(Lines of data)
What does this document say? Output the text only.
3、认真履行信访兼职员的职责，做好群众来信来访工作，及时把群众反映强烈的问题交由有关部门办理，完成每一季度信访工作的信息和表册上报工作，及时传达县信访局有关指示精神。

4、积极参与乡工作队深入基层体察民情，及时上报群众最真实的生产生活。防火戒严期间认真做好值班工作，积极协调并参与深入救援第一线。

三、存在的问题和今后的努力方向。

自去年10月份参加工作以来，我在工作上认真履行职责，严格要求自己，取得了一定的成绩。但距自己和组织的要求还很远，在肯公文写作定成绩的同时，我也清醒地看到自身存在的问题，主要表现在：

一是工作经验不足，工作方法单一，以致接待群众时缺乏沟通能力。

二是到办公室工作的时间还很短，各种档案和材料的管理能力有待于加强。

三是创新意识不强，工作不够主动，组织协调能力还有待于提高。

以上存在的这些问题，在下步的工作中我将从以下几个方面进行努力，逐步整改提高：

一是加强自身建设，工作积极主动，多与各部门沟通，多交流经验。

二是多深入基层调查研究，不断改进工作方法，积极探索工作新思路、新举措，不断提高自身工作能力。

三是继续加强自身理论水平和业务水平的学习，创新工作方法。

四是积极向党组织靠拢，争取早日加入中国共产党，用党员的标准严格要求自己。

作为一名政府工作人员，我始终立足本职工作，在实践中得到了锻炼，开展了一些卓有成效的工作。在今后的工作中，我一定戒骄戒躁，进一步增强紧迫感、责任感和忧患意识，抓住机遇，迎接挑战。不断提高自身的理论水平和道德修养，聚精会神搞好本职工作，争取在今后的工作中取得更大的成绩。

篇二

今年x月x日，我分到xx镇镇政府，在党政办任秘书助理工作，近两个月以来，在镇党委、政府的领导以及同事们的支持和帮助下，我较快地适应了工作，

[TASK OBJECTIVE]: Reproduce the material above exactly; please quote every line of it.

[SOLUTION TO THIS TASK]:
What does this document say? Output the text only.
3、认真履行信访兼职员的职责，做好群众来信来访工作，及时把群众反映强烈的问题交由有关部门办理，完成每一季度信访工作的信息和表册上报工作，及时传达县信访局有关指示精神。

4、积极参与乡工作队深入基层体察民情，及时上报群众最真实的生产生活。防火戒严期间认真做好值班工作，积极协调并参与深入救援第一线。

三、存在的问题和今后的努力方向。

自去年10月份参加工作以来，我在工作上认真履行职责，严格要求自己，取得了一定的成绩。但距自己和组织的要求还很远，在肯公文写作定成绩的同时，我也清醒地看到自身存在的问题，主要表现在：

一是工作经验不足，工作方法单一，以致接待群众时缺乏沟通能力。

二是到办公室工作的时间还很短，各种档案和材料的管理能力有待于加强。

三是创新意识不强，工作不够主动，组织协调能力还有待于提高。

以上存在的这些问题，在下步的工作中我将从以下几个方面进行努力，逐步整改提高：

一是加强自身建设，工作积极主动，多与各部门沟通，多交流经验。

二是多深入基层调查研究，不断改进工作方法，积极探索工作新思路、新举措，不断提高自身工作能力。

三是继续加强自身理论水平和业务水平的学习，创新工作方法。

四是积极向党组织靠拢，争取早日加入中国共产党，用党员的标准严格要求自己。

作为一名政府工作人员，我始终立足本职工作，在实践中得到了锻炼，开展了一些卓有成效的工作。在今后的工作中，我一定戒骄戒躁，进一步增强紧迫感、责任感和忧患意识，抓住机遇，迎接挑战。不断提高自身的理论水平和道德修养，聚精会神搞好本职工作，争取在今后的工作中取得更大的成绩。

篇二

今年x月x日，我分到xx镇镇政府，在党政办任秘书助理工作，近两个月以来，在镇党委、政府的领导以及同事们的支持和帮助下，我较快地适应了工作，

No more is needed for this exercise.